AIM: Will you give the material below again, every line exactly as it is?

-- BEGIN DATASET RECORDS --

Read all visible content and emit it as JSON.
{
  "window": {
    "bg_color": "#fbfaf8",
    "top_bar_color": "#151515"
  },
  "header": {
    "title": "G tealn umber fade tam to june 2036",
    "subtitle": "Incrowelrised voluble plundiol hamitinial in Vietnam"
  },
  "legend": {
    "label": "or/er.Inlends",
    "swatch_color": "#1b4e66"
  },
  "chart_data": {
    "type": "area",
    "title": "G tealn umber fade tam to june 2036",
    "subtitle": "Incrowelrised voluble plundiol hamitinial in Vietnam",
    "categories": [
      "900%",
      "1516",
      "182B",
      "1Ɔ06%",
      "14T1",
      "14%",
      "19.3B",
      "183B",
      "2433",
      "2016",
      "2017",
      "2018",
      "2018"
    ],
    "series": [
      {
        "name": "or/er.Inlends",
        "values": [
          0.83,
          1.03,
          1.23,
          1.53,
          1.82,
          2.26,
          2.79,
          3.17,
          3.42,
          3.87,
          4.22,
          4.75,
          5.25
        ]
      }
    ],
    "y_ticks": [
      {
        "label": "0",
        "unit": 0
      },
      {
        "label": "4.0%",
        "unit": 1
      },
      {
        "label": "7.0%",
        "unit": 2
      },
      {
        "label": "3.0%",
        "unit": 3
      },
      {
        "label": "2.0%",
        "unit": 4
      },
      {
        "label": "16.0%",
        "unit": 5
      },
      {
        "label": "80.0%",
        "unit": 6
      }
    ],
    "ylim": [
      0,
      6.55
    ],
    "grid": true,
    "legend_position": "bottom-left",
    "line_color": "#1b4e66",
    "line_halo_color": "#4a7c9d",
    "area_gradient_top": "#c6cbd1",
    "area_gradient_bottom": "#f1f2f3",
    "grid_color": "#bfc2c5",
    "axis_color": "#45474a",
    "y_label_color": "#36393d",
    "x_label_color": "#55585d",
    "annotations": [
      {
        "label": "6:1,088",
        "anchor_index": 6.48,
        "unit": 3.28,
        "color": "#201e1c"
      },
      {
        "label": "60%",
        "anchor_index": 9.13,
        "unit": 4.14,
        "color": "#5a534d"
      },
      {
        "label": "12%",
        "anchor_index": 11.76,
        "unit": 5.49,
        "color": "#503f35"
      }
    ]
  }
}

-- END DATASET RECORDS --

OUTPUT FOR THIS EXERCISE:
Read all visible content and emit it as JSON.
{
  "window": {
    "bg_color": "#fbfaf8",
    "top_bar_color": "#151515"
  },
  "header": {
    "title": "G tealn umber fade tam to june 2036",
    "subtitle": "Incrowelrised voluble plundiol hamitinial in Vietnam"
  },
  "legend": {
    "label": "or/er.Inlends",
    "swatch_color": "#1b4e66"
  },
  "chart_data": {
    "type": "area",
    "title": "G tealn umber fade tam to june 2036",
    "subtitle": "Incrowelrised voluble plundiol hamitinial in Vietnam",
    "categories": [
      "900%",
      "1516",
      "182B",
      "1Ɔ06%",
      "14T1",
      "14%",
      "19.3B",
      "183B",
      "2433",
      "2016",
      "2017",
      "2018",
      "2018"
    ],
    "series": [
      {
        "name": "or/er.Inlends",
        "values": [
          0.83,
          1.03,
          1.23,
          1.53,
          1.82,
          2.26,
          2.79,
          3.17,
          3.42,
          3.87,
          4.22,
          4.75,
          5.25
        ]
      }
    ],
    "y_ticks": [
      {
        "label": "0",
        "unit": 0
      },
      {
        "label": "4.0%",
        "unit": 1
      },
      {
        "label": "7.0%",
        "unit": 2
      },
      {
        "label": "3.0%",
        "unit": 3
      },
      {
        "label": "2.0%",
        "unit": 4
      },
      {
        "label": "16.0%",
        "unit": 5
      },
      {
        "label": "80.0%",
        "unit": 6
      }
    ],
    "ylim": [
      0,
      6.55
    ],
    "grid": true,
    "legend_position": "bottom-left",
    "line_color": "#1b4e66",
    "line_halo_color": "#4a7c9d",
    "area_gradient_top": "#c6cbd1",
    "area_gradient_bottom": "#f1f2f3",
    "grid_color": "#bfc2c5",
    "axis_color": "#45474a",
    "y_label_color": "#36393d",
    "x_label_color": "#55585d",
    "annotations": [
      {
        "label": "6:1,088",
        "anchor_index": 6.48,
        "unit": 3.28,
        "color": "#201e1c"
      },
      {
        "label": "60%",
        "anchor_index": 9.13,
        "unit": 4.14,
        "color": "#5a534d"
      },
      {
        "label": "12%",
        "anchor_index": 11.76,
        "unit": 5.49,
        "color": "#503f35"
      }
    ]
  }
}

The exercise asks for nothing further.